-- Start --

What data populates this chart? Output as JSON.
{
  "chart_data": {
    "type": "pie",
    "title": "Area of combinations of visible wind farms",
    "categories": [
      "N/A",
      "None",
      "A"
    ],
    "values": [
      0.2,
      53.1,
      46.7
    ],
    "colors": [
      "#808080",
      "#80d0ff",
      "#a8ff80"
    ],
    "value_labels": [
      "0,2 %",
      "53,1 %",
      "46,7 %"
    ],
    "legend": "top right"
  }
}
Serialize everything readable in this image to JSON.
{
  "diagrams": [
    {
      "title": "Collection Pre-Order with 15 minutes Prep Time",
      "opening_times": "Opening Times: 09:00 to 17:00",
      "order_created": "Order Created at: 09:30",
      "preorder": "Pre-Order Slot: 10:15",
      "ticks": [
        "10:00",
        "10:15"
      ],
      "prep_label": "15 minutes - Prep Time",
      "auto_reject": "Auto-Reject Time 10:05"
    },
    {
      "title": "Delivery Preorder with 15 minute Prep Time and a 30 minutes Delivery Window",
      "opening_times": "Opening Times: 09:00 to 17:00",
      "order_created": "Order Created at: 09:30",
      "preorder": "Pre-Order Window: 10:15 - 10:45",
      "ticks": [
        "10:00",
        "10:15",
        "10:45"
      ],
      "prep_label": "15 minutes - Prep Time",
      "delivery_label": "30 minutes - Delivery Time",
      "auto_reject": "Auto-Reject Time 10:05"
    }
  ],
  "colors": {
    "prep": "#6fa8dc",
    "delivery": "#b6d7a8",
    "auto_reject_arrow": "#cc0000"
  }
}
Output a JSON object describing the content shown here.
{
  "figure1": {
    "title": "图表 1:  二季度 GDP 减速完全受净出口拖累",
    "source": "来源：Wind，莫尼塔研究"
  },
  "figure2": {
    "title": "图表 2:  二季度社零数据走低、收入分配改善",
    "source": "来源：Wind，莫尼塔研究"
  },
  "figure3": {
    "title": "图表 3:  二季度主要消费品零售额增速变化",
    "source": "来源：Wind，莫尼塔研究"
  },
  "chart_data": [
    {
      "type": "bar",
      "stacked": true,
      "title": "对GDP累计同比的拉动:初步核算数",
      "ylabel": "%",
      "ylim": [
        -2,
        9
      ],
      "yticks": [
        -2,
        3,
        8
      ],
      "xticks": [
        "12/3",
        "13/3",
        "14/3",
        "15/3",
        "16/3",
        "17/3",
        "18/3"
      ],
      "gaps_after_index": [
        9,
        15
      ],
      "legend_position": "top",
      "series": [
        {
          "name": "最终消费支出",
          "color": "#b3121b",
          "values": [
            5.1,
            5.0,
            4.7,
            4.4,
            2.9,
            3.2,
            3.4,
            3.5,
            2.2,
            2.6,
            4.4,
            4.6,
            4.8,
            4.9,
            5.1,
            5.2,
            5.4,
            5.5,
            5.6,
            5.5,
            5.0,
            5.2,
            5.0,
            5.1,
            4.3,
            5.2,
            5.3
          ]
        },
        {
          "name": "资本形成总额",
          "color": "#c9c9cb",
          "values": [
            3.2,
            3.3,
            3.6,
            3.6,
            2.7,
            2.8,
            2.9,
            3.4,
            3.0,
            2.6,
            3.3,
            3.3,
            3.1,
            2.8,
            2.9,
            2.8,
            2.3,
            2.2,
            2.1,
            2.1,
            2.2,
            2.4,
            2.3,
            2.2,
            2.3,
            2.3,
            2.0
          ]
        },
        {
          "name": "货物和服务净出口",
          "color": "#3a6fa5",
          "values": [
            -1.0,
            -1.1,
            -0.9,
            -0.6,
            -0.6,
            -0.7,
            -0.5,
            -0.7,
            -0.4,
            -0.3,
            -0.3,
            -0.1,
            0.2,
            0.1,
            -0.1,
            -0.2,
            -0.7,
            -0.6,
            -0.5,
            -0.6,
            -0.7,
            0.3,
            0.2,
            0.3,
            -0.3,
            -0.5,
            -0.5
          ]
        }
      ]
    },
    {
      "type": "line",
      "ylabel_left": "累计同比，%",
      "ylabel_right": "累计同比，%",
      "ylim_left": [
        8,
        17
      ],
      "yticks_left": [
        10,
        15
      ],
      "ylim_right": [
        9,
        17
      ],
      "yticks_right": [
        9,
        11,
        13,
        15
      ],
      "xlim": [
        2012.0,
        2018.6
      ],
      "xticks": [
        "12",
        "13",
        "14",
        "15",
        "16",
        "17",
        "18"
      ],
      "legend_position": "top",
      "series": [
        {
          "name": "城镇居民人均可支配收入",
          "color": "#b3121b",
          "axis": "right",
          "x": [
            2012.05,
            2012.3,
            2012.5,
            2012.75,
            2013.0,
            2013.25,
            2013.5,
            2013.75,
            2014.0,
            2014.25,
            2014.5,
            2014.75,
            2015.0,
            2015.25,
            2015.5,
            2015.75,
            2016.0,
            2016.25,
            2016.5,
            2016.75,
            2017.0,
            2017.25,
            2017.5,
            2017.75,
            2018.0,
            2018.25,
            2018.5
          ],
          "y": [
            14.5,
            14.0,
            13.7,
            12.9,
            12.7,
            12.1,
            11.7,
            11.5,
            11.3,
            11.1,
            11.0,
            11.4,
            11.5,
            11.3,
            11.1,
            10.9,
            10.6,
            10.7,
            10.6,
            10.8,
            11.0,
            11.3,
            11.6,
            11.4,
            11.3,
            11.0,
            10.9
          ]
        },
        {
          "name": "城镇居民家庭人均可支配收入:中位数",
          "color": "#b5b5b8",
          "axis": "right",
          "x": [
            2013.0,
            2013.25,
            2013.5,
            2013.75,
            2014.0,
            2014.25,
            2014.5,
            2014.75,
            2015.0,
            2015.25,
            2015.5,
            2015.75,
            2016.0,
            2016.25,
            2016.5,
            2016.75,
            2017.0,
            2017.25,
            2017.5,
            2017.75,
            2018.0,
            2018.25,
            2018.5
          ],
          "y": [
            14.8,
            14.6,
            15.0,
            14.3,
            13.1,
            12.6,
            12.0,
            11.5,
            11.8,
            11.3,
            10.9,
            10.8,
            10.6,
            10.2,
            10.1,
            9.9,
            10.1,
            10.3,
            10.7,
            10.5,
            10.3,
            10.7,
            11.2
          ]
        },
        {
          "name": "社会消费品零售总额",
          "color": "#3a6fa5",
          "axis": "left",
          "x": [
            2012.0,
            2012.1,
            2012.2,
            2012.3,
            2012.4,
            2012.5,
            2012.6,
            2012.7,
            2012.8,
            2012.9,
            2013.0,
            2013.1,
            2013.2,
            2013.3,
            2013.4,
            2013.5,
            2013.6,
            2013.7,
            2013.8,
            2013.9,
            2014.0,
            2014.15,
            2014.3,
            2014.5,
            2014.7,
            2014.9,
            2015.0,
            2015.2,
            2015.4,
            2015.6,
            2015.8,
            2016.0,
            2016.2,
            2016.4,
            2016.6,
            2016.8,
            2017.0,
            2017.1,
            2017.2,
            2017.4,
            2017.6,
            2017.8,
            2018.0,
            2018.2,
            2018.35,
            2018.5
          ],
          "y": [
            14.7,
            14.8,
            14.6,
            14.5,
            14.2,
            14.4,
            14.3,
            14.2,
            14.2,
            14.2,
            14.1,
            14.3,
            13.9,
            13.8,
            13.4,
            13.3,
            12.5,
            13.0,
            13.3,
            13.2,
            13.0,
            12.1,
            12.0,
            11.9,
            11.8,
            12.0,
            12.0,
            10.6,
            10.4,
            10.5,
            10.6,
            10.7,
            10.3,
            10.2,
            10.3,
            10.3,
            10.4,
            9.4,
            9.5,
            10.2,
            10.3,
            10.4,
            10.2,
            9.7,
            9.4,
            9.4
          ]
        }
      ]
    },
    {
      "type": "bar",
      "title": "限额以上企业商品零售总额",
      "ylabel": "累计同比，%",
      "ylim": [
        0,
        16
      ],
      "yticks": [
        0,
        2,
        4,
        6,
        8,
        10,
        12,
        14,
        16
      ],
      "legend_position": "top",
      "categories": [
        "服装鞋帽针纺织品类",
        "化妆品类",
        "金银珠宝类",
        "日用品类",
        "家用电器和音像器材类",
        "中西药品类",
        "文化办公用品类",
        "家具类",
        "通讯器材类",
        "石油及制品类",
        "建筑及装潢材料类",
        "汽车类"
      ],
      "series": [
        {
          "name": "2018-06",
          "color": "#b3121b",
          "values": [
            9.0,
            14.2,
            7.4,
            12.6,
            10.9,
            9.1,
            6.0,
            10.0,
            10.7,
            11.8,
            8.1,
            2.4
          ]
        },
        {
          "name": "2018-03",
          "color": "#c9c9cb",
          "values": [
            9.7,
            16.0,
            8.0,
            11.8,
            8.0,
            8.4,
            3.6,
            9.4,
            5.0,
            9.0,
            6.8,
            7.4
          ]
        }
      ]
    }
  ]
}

-- End --

• [Instructions to follow]: Extract every line containing the string "title" from the data above.

• [Written solution]:
    "title": "Area of combinations of visible wind farms",
      "title": "Collection Pre-Order with 15 minutes Prep Time",
      "title": "Delivery Preorder with 15 minute Prep Time and a 30 minutes Delivery Window",
    "title": "图表 1:  二季度 GDP 减速完全受净出口拖累",
    "title": "图表 2:  二季度社零数据走低、收入分配改善",
    "title": "图表 3:  二季度主要消费品零售额增速变化",
      "title": "对GDP累计同比的拉动:初步核算数",
      "title": "限额以上企业商品零售总额",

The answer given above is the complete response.